Find every line with the word "education". Copy those lines.
--- Start Records supplied ---
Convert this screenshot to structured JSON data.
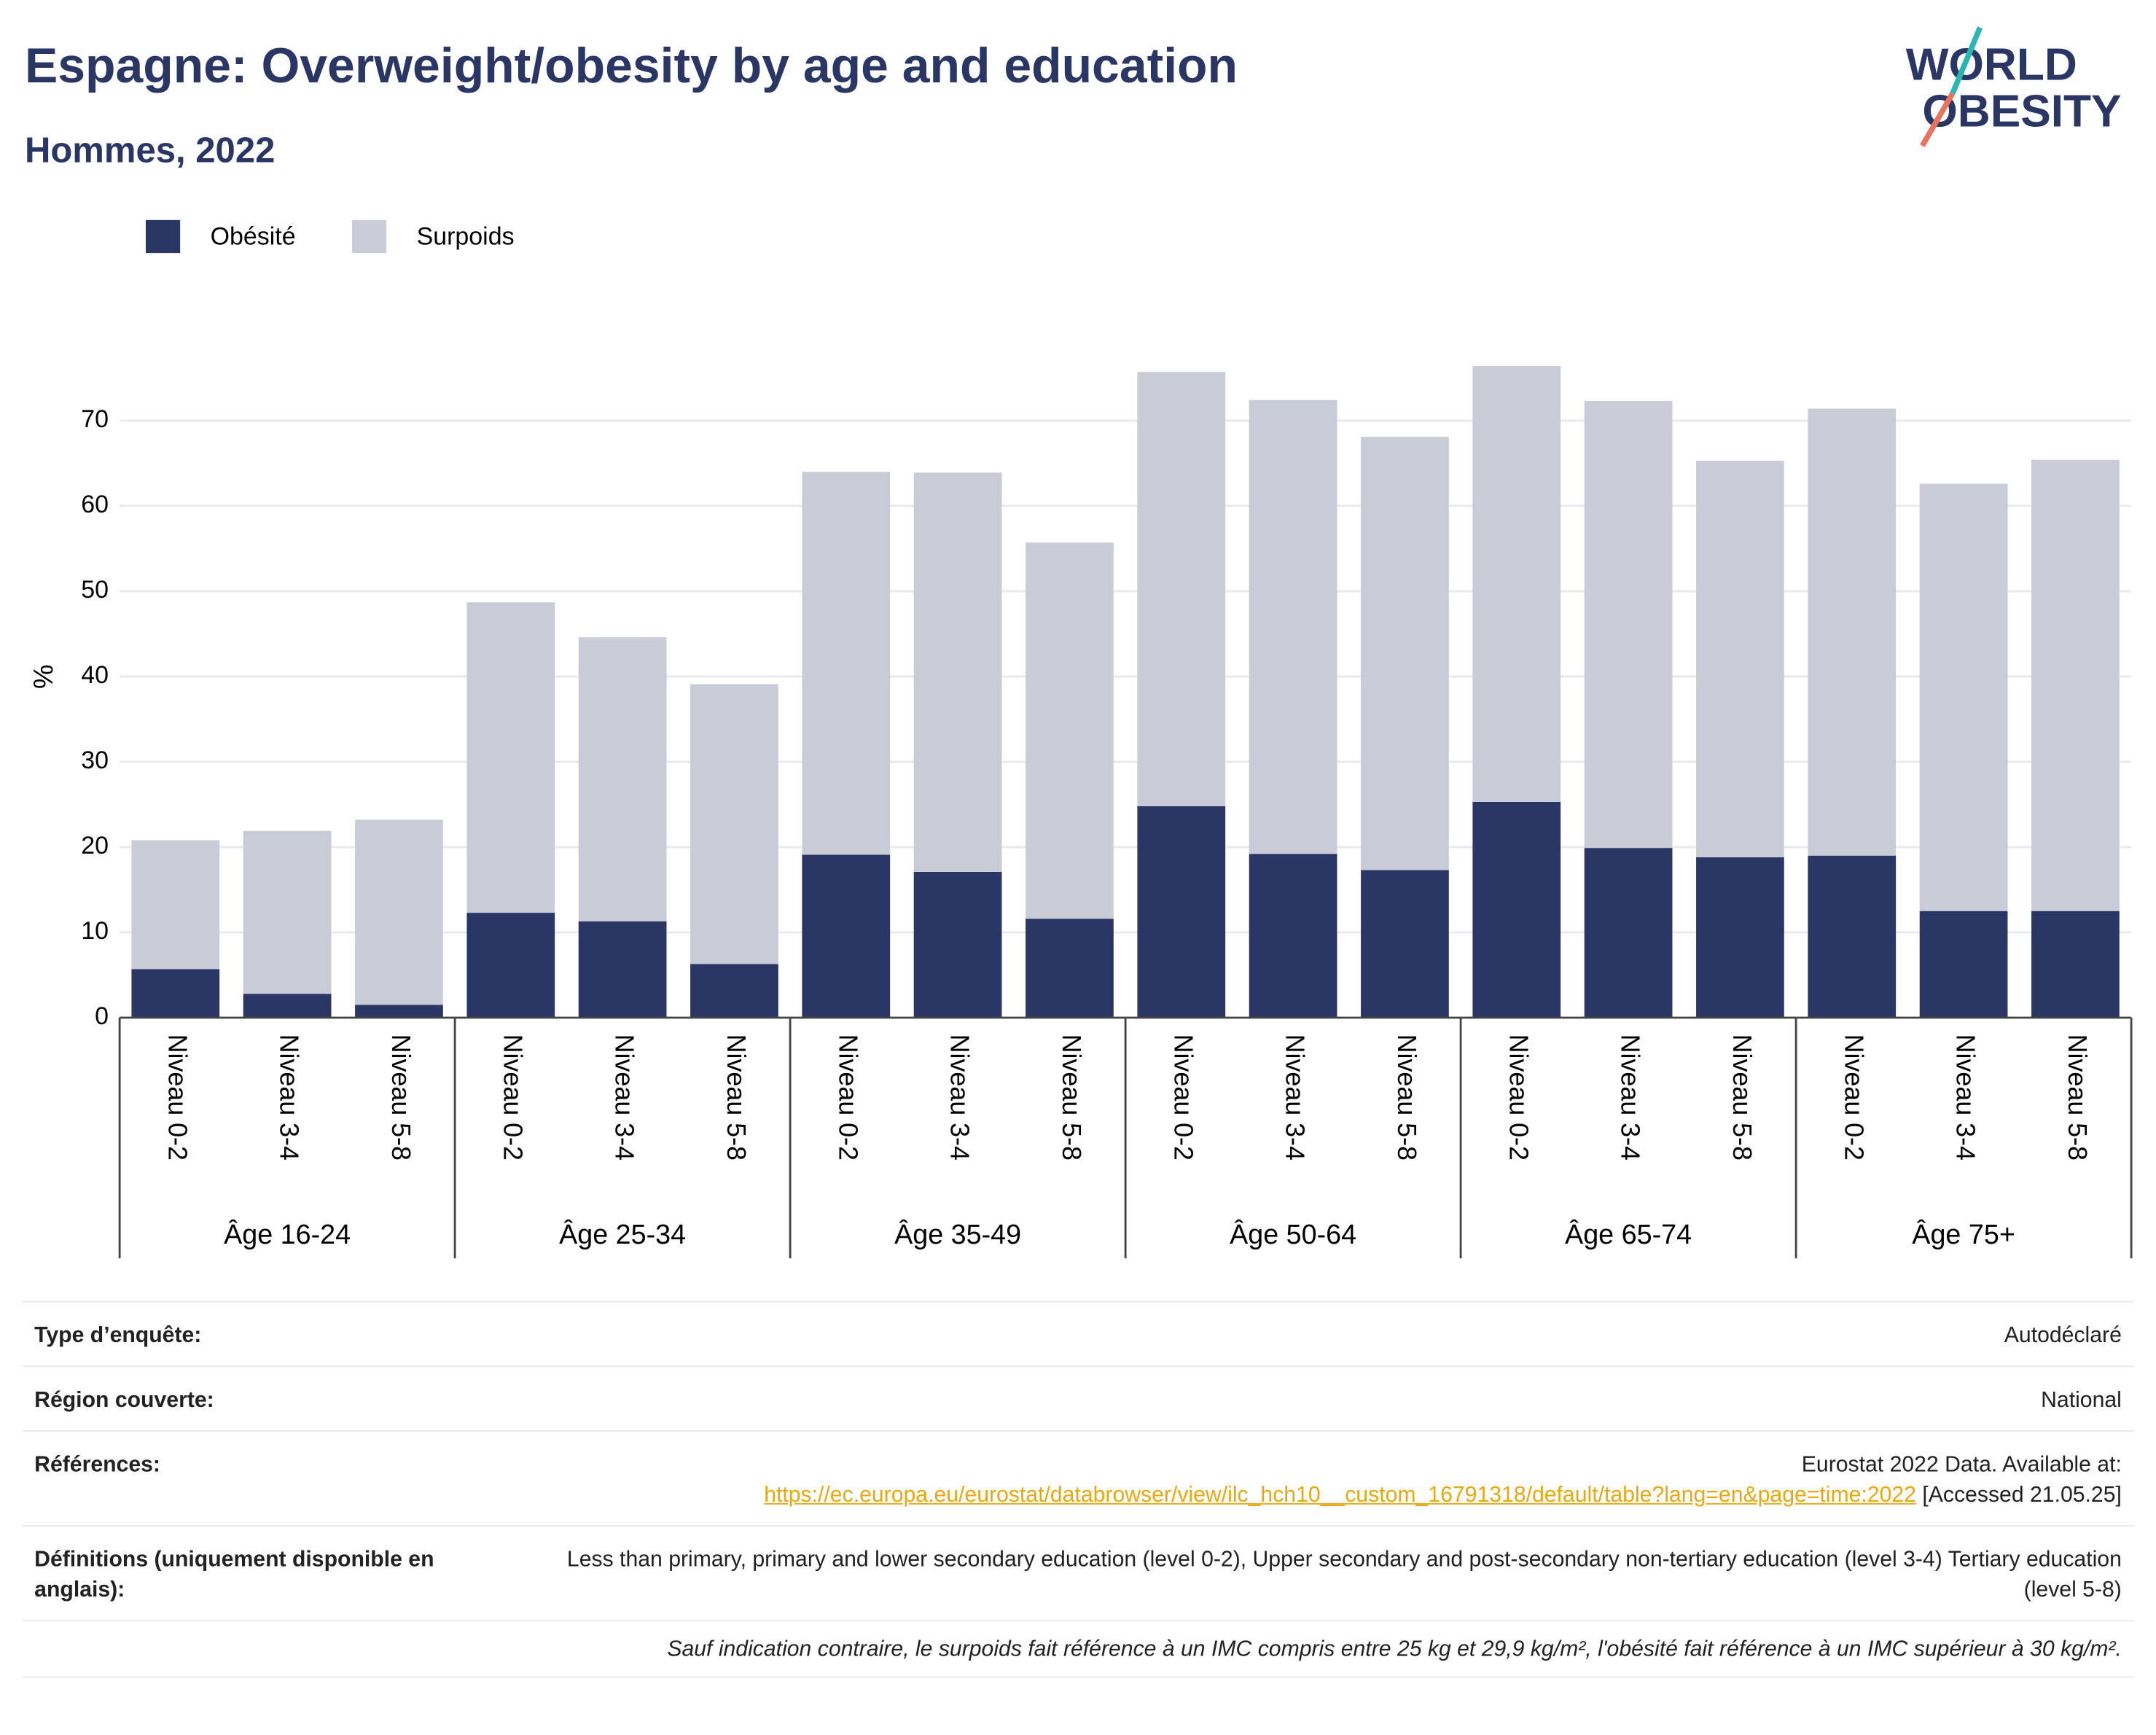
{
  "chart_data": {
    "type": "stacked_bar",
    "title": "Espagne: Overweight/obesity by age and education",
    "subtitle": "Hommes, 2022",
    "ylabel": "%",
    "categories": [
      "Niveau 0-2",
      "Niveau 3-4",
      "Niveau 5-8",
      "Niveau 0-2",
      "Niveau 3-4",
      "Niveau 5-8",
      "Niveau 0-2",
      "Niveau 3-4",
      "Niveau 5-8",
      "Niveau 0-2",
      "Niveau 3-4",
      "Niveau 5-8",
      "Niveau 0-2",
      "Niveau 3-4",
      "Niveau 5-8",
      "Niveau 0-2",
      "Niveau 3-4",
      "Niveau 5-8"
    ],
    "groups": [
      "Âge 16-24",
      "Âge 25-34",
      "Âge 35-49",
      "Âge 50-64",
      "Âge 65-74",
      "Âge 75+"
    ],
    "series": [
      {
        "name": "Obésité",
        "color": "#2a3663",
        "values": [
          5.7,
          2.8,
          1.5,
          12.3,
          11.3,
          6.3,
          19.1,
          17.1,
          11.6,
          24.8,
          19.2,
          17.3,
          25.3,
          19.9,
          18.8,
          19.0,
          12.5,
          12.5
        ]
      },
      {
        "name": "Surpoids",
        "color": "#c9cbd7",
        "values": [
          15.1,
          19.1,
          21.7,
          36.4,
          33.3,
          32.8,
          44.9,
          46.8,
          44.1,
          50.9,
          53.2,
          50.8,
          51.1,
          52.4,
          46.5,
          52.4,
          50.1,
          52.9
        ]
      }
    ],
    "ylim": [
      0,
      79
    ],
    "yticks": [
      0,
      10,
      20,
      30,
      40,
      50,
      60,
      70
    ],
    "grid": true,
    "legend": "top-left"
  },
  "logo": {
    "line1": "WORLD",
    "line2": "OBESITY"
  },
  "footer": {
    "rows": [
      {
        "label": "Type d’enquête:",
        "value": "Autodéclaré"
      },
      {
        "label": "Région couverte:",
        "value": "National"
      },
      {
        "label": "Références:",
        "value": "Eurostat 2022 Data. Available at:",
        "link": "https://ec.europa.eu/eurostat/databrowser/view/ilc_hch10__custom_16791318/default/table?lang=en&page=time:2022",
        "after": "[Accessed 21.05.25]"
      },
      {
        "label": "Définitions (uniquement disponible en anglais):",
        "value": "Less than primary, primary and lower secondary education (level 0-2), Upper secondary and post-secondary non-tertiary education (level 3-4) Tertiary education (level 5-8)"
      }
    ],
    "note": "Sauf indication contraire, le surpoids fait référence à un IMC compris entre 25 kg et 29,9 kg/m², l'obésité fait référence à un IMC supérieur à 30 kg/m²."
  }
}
--- End Records supplied ---
### Result below
    "title": "Espagne: Overweight/obesity by age and education",
        "value": "Less than primary, primary and lower secondary education (level 0-2), Upper secondary and post-secondary non-tertiary education (level 3-4) Tertiary education (level 5-8)"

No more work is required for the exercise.